■ **Information provided**
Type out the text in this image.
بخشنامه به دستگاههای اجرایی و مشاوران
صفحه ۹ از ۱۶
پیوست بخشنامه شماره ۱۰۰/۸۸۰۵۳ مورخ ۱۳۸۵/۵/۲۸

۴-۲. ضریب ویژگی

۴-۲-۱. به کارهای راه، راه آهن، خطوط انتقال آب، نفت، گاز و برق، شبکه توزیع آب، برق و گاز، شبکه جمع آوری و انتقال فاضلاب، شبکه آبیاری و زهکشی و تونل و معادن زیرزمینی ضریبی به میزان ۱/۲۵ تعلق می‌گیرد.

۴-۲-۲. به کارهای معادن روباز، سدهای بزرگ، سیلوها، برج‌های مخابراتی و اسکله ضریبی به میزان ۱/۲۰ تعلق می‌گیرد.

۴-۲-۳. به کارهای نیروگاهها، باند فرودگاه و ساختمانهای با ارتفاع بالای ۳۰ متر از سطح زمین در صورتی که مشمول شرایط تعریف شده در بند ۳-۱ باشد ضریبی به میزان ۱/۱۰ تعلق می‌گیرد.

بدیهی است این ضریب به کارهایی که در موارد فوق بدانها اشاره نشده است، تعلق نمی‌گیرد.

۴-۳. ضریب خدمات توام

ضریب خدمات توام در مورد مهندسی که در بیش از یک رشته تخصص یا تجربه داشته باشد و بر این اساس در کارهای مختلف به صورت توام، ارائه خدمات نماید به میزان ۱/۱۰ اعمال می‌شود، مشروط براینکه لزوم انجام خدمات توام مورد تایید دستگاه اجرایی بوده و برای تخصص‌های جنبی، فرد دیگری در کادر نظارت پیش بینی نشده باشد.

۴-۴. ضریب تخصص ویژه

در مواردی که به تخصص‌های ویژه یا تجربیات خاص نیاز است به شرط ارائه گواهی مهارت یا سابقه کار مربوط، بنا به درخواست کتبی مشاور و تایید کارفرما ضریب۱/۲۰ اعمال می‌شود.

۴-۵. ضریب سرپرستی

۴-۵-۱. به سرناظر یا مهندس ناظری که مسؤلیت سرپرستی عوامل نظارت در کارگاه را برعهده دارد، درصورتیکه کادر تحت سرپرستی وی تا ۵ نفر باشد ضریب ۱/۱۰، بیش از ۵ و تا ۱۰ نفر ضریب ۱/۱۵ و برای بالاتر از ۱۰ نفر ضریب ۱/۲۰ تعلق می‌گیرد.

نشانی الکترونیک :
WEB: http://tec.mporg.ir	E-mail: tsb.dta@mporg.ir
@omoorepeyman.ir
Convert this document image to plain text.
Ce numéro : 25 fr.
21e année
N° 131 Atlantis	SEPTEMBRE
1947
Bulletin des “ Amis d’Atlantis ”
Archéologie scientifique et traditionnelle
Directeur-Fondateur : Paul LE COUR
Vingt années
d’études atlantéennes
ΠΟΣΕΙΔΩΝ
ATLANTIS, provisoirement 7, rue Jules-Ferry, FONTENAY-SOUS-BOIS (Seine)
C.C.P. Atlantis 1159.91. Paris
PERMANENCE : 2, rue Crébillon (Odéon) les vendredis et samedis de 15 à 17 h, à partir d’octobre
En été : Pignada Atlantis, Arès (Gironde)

■ **Exercise instructions**
Make an exact copy of the material above.

■ **Exercise answer**
Type out the text in this image.
بخشنامه به دستگاههای اجرایی و مشاوران
صفحه ۹ از ۱۶
پیوست بخشنامه شماره ۱۰۰/۸۸۰۵۳ مورخ ۱۳۸۵/۵/۲۸

۴-۲. ضریب ویژگی

۴-۲-۱. به کارهای راه، راه آهن، خطوط انتقال آب، نفت، گاز و برق، شبکه توزیع آب، برق و گاز، شبکه جمع آوری و انتقال فاضلاب، شبکه آبیاری و زهکشی و تونل و معادن زیرزمینی ضریبی به میزان ۱/۲۵ تعلق می‌گیرد.

۴-۲-۲. به کارهای معادن روباز، سدهای بزرگ، سیلوها، برج‌های مخابراتی و اسکله ضریبی به میزان ۱/۲۰ تعلق می‌گیرد.

۴-۲-۳. به کارهای نیروگاهها، باند فرودگاه و ساختمانهای با ارتفاع بالای ۳۰ متر از سطح زمین در صورتی که مشمول شرایط تعریف شده در بند ۳-۱ باشد ضریبی به میزان ۱/۱۰ تعلق می‌گیرد.

بدیهی است این ضریب به کارهایی که در موارد فوق بدانها اشاره نشده است، تعلق نمی‌گیرد.

۴-۳. ضریب خدمات توام

ضریب خدمات توام در مورد مهندسی که در بیش از یک رشته تخصص یا تجربه داشته باشد و بر این اساس در کارهای مختلف به صورت توام، ارائه خدمات نماید به میزان ۱/۱۰ اعمال می‌شود، مشروط براینکه لزوم انجام خدمات توام مورد تایید دستگاه اجرایی بوده و برای تخصص‌های جنبی، فرد دیگری در کادر نظارت پیش بینی نشده باشد.

۴-۴. ضریب تخصص ویژه

در مواردی که به تخصص‌های ویژه یا تجربیات خاص نیاز است به شرط ارائه گواهی مهارت یا سابقه کار مربوط، بنا به درخواست کتبی مشاور و تایید کارفرما ضریب۱/۲۰ اعمال می‌شود.

۴-۵. ضریب سرپرستی

۴-۵-۱. به سرناظر یا مهندس ناظری که مسؤلیت سرپرستی عوامل نظارت در کارگاه را برعهده دارد، درصورتیکه کادر تحت سرپرستی وی تا ۵ نفر باشد ضریب ۱/۱۰، بیش از ۵ و تا ۱۰ نفر ضریب ۱/۱۵ و برای بالاتر از ۱۰ نفر ضریب ۱/۲۰ تعلق می‌گیرد.

نشانی الکترونیک :
WEB: http://tec.mporg.ir	E-mail: tsb.dta@mporg.ir
@omoorepeyman.ir
Convert this document image to plain text.
Ce numéro : 25 fr.
21e année
N° 131 Atlantis	SEPTEMBRE
1947
Bulletin des “ Amis d’Atlantis ”
Archéologie scientifique et traditionnelle
Directeur-Fondateur : Paul LE COUR
Vingt années
d’études atlantéennes
ΠΟΣΕΙΔΩΝ
ATLANTIS, provisoirement 7, rue Jules-Ferry, FONTENAY-SOUS-BOIS (Seine)
C.C.P. Atlantis 1159.91. Paris
PERMANENCE : 2, rue Crébillon (Odéon) les vendredis et samedis de 15 à 17 h, à partir d’octobre
En été : Pignada Atlantis, Arès (Gironde)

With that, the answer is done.